Rename "svg-text" to "drawing-text" throughout the listing below and reproduce the rest of the listing unchanged. Omit the pictures from your answer.

Saved entries:
--- begin ---
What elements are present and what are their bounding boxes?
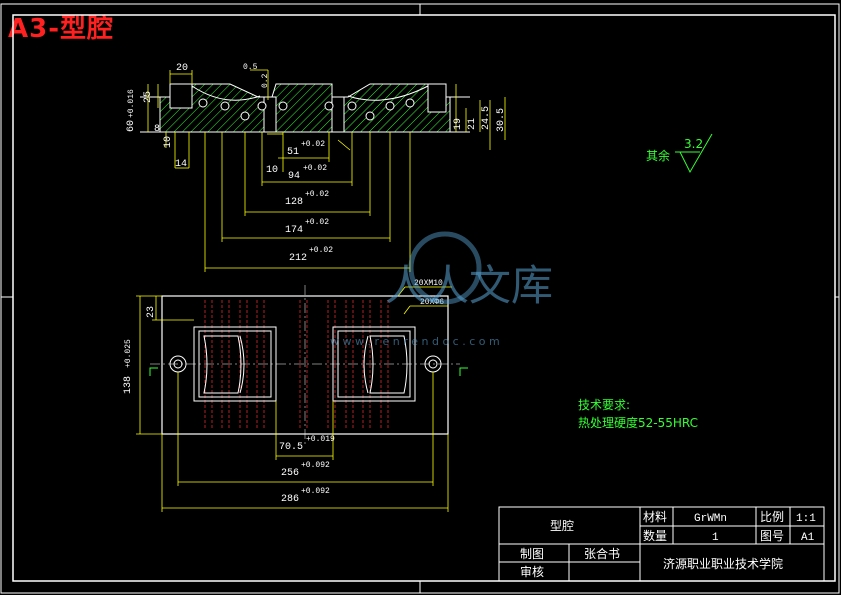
svg-text:审核: 审核: [520, 564, 544, 579]
svg-text:1:1: 1:1: [796, 513, 816, 525]
sheet-title: A3-型腔: [8, 14, 115, 44]
svg-text:138: 138: [123, 376, 134, 394]
svg-text:0.2: 0.2: [261, 73, 270, 88]
svg-text:技术要求:: 技术要求:: [578, 398, 630, 412]
svg-text:济源职业职业技术学院: 济源职业职业技术学院: [663, 556, 783, 571]
svg-text:174: 174: [285, 225, 303, 236]
svg-text:w w w . r e n r e n d o c . c: w w w . r e n r e n d o c . c o m: [330, 335, 500, 348]
section-view: [140, 83, 470, 133]
svg-text:制图: 制图: [520, 547, 544, 561]
svg-text:GrWMn: GrWMn: [694, 513, 727, 525]
roughness-symbol: 3.2 其余: [646, 133, 713, 174]
svg-text:型腔: 型腔: [550, 518, 574, 533]
svg-text:21: 21: [467, 118, 478, 130]
svg-text:A1: A1: [801, 532, 815, 544]
svg-text:30.5: 30.5: [496, 108, 507, 132]
svg-text:10: 10: [163, 136, 174, 148]
svg-text:人人文库: 人人文库: [385, 261, 553, 310]
svg-text:23: 23: [146, 306, 157, 318]
svg-text:+0.02: +0.02: [309, 246, 333, 255]
sheet-border: [0, 3, 840, 594]
svg-text:20XM10: 20XM10: [414, 279, 443, 288]
svg-text:256: 256: [281, 468, 299, 479]
svg-text:286: 286: [281, 494, 299, 505]
svg-text:10: 10: [266, 165, 278, 176]
svg-text:+0.092: +0.092: [301, 461, 330, 470]
svg-text:数量: 数量: [643, 528, 667, 543]
svg-text:+0.025: +0.025: [124, 339, 133, 368]
section-dimensions: [147, 69, 506, 272]
title-block: [498, 506, 825, 582]
svg-text:+0.019: +0.019: [306, 435, 335, 444]
hidden-channels: [204, 300, 389, 430]
svg-text:212: 212: [289, 253, 307, 264]
svg-text:8: 8: [154, 124, 160, 135]
svg-text:图号: 图号: [760, 529, 784, 543]
svg-text:+0.02: +0.02: [305, 218, 329, 227]
svg-text:14: 14: [175, 159, 187, 170]
svg-text:19: 19: [453, 118, 464, 130]
section-hatch: [159, 83, 451, 133]
svg-text:0.5: 0.5: [243, 63, 258, 72]
technical-notes: 技术要求: 热处理硬度52-55HRC: [578, 398, 698, 430]
title-block-text: 型腔 材料 GrWMn 比例 1:1 数量 1 图号 A1 制图 张合书 审核 …: [520, 510, 816, 579]
svg-text:20XΦ6: 20XΦ6: [420, 298, 444, 307]
svg-text:24.5: 24.5: [481, 106, 492, 130]
svg-text:70.5: 70.5: [279, 442, 303, 453]
svg-text:张合书: 张合书: [584, 546, 620, 561]
plan-dim-text: 138 +0.025 23 70.5 +0.019 256 +0.092 286…: [123, 279, 444, 505]
watermark: 人人文库 w w w . r e n r e n d o c . c o m: [330, 231, 553, 348]
svg-text:20: 20: [176, 63, 188, 74]
svg-text:51: 51: [287, 147, 299, 158]
svg-text:比例: 比例: [760, 510, 784, 524]
svg-text:+0.02: +0.02: [301, 140, 325, 149]
svg-text:1: 1: [712, 532, 719, 544]
plan-dimensions: [136, 286, 452, 512]
svg-text:128: 128: [285, 197, 303, 208]
svg-text:94: 94: [288, 171, 300, 182]
svg-text:材料: 材料: [643, 510, 667, 524]
svg-text:25: 25: [143, 91, 154, 103]
svg-text:+0.02: +0.02: [305, 190, 329, 199]
svg-text:其余: 其余: [646, 148, 670, 163]
svg-text:热处理硬度52-55HRC: 热处理硬度52-55HRC: [578, 415, 698, 430]
plan-view: [149, 285, 468, 445]
svg-text:+0.092: +0.092: [301, 487, 330, 496]
section-dim-text: 20 0.5 0.2 60 +0.016 25 8 10 14 10 51 +0…: [126, 63, 507, 264]
svg-text:3.2: 3.2: [684, 137, 703, 151]
svg-text:+0.02: +0.02: [303, 164, 327, 173]
svg-text:+0.016: +0.016: [127, 89, 136, 118]
svg-text:60: 60: [126, 120, 137, 132]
--- end ---
WRITTEN RESPONSE:
What elements are present and what are their bounding boxes?
drawing-text:审核: 审核: [520, 564, 544, 579]
drawing-text:1:1: 1:1: [796, 513, 816, 525]
sheet-title: A3-型腔: [8, 14, 115, 44]
drawing-text:138: 138: [123, 376, 134, 394]
drawing-text:0.2: 0.2: [261, 73, 270, 88]
drawing-text:技术要求:: 技术要求:: [578, 398, 630, 412]
drawing-text:济源职业职业技术学院: 济源职业职业技术学院: [663, 556, 783, 571]
drawing-text:174: 174: [285, 225, 303, 236]
drawing-text:w w w . r e n r e n d o c . c: w w w . r e n r e n d o c . c o m: [330, 335, 500, 348]
section-view: [140, 83, 470, 133]
drawing-text:制图: 制图: [520, 547, 544, 561]
drawing-text:GrWMn: GrWMn: [694, 513, 727, 525]
roughness-symbol: 3.2 其余: [646, 133, 713, 174]
drawing-text:型腔: 型腔: [550, 518, 574, 533]
drawing-text:21: 21: [467, 118, 478, 130]
drawing-text:A1: A1: [801, 532, 815, 544]
drawing-text:30.5: 30.5: [496, 108, 507, 132]
drawing-text:10: 10: [163, 136, 174, 148]
drawing-text:人人文库: 人人文库: [385, 261, 553, 310]
drawing-text:23: 23: [146, 306, 157, 318]
drawing-text:+0.02: +0.02: [309, 246, 333, 255]
sheet-border: [0, 3, 840, 594]
drawing-text:20XM10: 20XM10: [414, 279, 443, 288]
drawing-text:256: 256: [281, 468, 299, 479]
drawing-text:286: 286: [281, 494, 299, 505]
drawing-text:10: 10: [266, 165, 278, 176]
drawing-text:+0.092: +0.092: [301, 461, 330, 470]
drawing-text:数量: 数量: [643, 528, 667, 543]
drawing-text:+0.025: +0.025: [124, 339, 133, 368]
section-dimensions: [147, 69, 506, 272]
title-block: [498, 506, 825, 582]
drawing-text:+0.019: +0.019: [306, 435, 335, 444]
hidden-channels: [204, 300, 389, 430]
drawing-text:212: 212: [289, 253, 307, 264]
drawing-text:8: 8: [154, 124, 160, 135]
drawing-text:图号: 图号: [760, 529, 784, 543]
drawing-text:+0.02: +0.02: [305, 218, 329, 227]
drawing-text:14: 14: [175, 159, 187, 170]
drawing-text:19: 19: [453, 118, 464, 130]
section-hatch: [159, 83, 451, 133]
drawing-text:0.5: 0.5: [243, 63, 258, 72]
technical-notes: 技术要求: 热处理硬度52-55HRC: [578, 398, 698, 430]
title-block-text: 型腔 材料 GrWMn 比例 1:1 数量 1 图号 A1 制图 张合书 审核 …: [520, 510, 816, 579]
drawing-text:20XΦ6: 20XΦ6: [420, 298, 444, 307]
drawing-text:24.5: 24.5: [481, 106, 492, 130]
drawing-text:70.5: 70.5: [279, 442, 303, 453]
drawing-text:张合书: 张合书: [584, 546, 620, 561]
plan-dim-text: 138 +0.025 23 70.5 +0.019 256 +0.092 286…: [123, 279, 444, 505]
watermark: 人人文库 w w w . r e n r e n d o c . c o m: [330, 231, 553, 348]
drawing-text:20: 20: [176, 63, 188, 74]
drawing-text:51: 51: [287, 147, 299, 158]
drawing-text:比例: 比例: [760, 510, 784, 524]
drawing-text:+0.02: +0.02: [301, 140, 325, 149]
drawing-text:1: 1: [712, 532, 719, 544]
plan-dimensions: [136, 286, 452, 512]
drawing-text:128: 128: [285, 197, 303, 208]
drawing-text:94: 94: [288, 171, 300, 182]
drawing-text:材料: 材料: [643, 510, 667, 524]
drawing-text:25: 25: [143, 91, 154, 103]
drawing-text:+0.02: +0.02: [305, 190, 329, 199]
drawing-text:其余: 其余: [646, 148, 670, 163]
drawing-text:热处理硬度52-55HRC: 热处理硬度52-55HRC: [578, 415, 698, 430]
plan-view: [149, 285, 468, 445]
drawing-text:+0.092: +0.092: [301, 487, 330, 496]
section-dim-text: 20 0.5 0.2 60 +0.016 25 8 10 14 10 51 +0…: [126, 63, 507, 264]
drawing-text:3.2: 3.2: [684, 137, 703, 151]
drawing-text:+0.02: +0.02: [303, 164, 327, 173]
drawing-text:+0.016: +0.016: [127, 89, 136, 118]
drawing-text:60: 60: [126, 120, 137, 132]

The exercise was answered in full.